**Exercise prompt**
Quote the records that follow in full and exactly; leave out the pictures.

## Start

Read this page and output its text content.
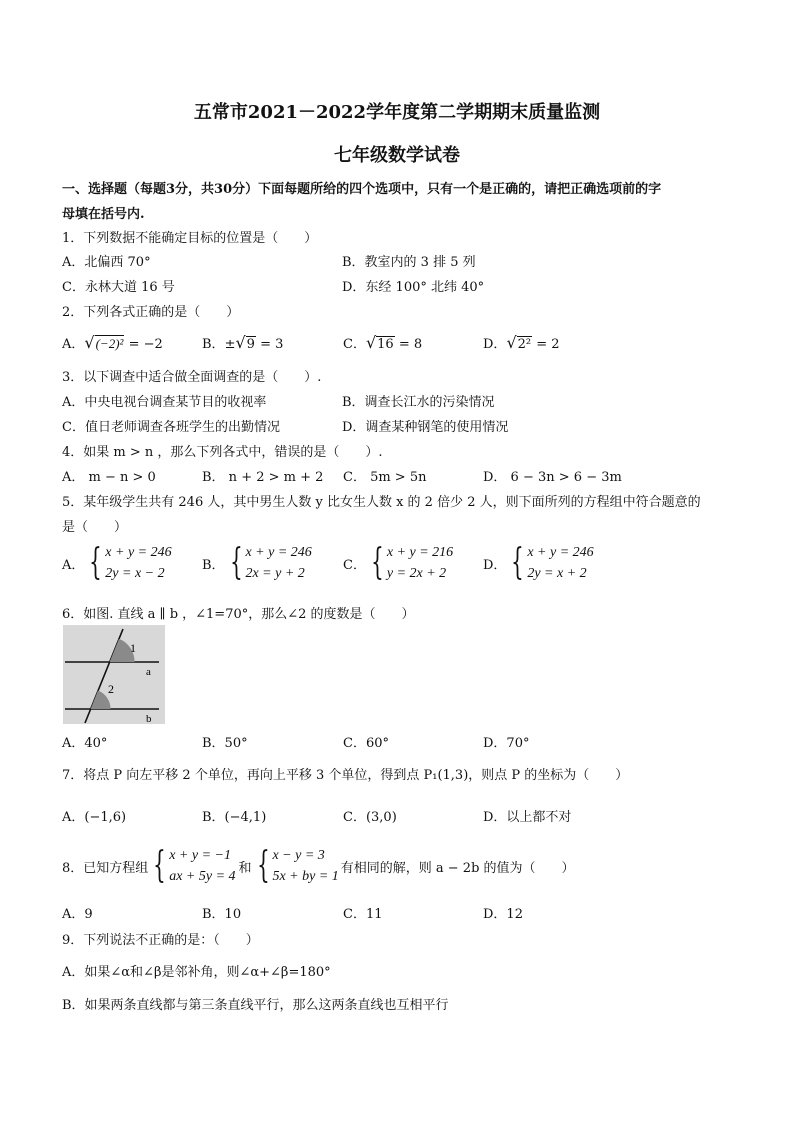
五常市2021－2022学年度第二学期期末质量监测
七年级数学试卷
一、选择题（每题3分，共30分）下面每题所给的四个选项中，只有一个是正确的，请把正确选项前的字
母填在括号内.
1．下列数据不能确定目标的位置是（　　）
A．北偏西 70°	B．教室内的 3 排 5 列
C．永林大道 16 号	D．东经 100° 北纬 40°
2．下列各式正确的是（　　）
A．√(−2)² = −2	B．±√9 = 3	C．√16 = 8	D．√2² = 2
3．以下调查中适合做全面调查的是（　　）.
A．中央电视台调查某节目的收视率	B．调查长江水的污染情况
C．值日老师调查各班学生的出勤情况	D．调查某种钢笔的使用情况
4．如果 m > n ，那么下列各式中，错误的是（　　）.
A． m − n > 0	B． n + 2 > m + 2 C． 5m > 5n	D． 6 − 3n > 6 − 3m
5．某年级学生共有 246 人，其中男生人数 y 比女生人数 x 的 2 倍少 2 人，则下面所列的方程组中符合题意的
是（　　）
A． { x + y = 246
2y = x − 2
B． { x + y = 246
2x = y + 2
C． { x + y = 216
y = 2x + 2
D． { x + y = 246
2y = x + 2
6．如图. 直线 a ∥ b ，∠1=70°，那么∠2 的度数是（　　）
1
2
a
b
A．40°	B．50°	C．60°	D．70°
7．将点 P 向左平移 2 个单位，再向上平移 3 个单位，得到点 P₁(1,3)，则点 P 的坐标为（　　）
A．(−1,6)	B．(−4,1)	C．(3,0)	D．以上都不对
8．已知方程组 { x + y = −1
ax + 5y = 4
和 { x − y = 3
5x + by = 1
有相同的解，则 a − 2b 的值为（　　）
A．9	B．10	C．11	D．12
9．下列说法不正确的是：（　　）
A．如果∠α和∠β是邻补角，则∠α+∠β=180°
B．如果两条直线都与第三条直线平行，那么这两条直线也互相平行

## End

**Exercise output**
Read this page and output its text content.
五常市2021－2022学年度第二学期期末质量监测
七年级数学试卷
一、选择题（每题3分，共30分）下面每题所给的四个选项中，只有一个是正确的，请把正确选项前的字
母填在括号内.
1．下列数据不能确定目标的位置是（　　）
A．北偏西 70°	B．教室内的 3 排 5 列
C．永林大道 16 号	D．东经 100° 北纬 40°
2．下列各式正确的是（　　）
A．√(−2)² = −2	B．±√9 = 3	C．√16 = 8	D．√2² = 2
3．以下调查中适合做全面调查的是（　　）.
A．中央电视台调查某节目的收视率	B．调查长江水的污染情况
C．值日老师调查各班学生的出勤情况	D．调查某种钢笔的使用情况
4．如果 m > n ，那么下列各式中，错误的是（　　）.
A． m − n > 0	B． n + 2 > m + 2 C． 5m > 5n	D． 6 − 3n > 6 − 3m
5．某年级学生共有 246 人，其中男生人数 y 比女生人数 x 的 2 倍少 2 人，则下面所列的方程组中符合题意的
是（　　）
A． { x + y = 246
2y = x − 2
B． { x + y = 246
2x = y + 2
C． { x + y = 216
y = 2x + 2
D． { x + y = 246
2y = x + 2
6．如图. 直线 a ∥ b ，∠1=70°，那么∠2 的度数是（　　）
1
2
a
b
A．40°	B．50°	C．60°	D．70°
7．将点 P 向左平移 2 个单位，再向上平移 3 个单位，得到点 P₁(1,3)，则点 P 的坐标为（　　）
A．(−1,6)	B．(−4,1)	C．(3,0)	D．以上都不对
8．已知方程组 { x + y = −1
ax + 5y = 4
和 { x − y = 3
5x + by = 1
有相同的解，则 a − 2b 的值为（　　）
A．9	B．10	C．11	D．12
9．下列说法不正确的是：（　　）
A．如果∠α和∠β是邻补角，则∠α+∠β=180°
B．如果两条直线都与第三条直线平行，那么这两条直线也互相平行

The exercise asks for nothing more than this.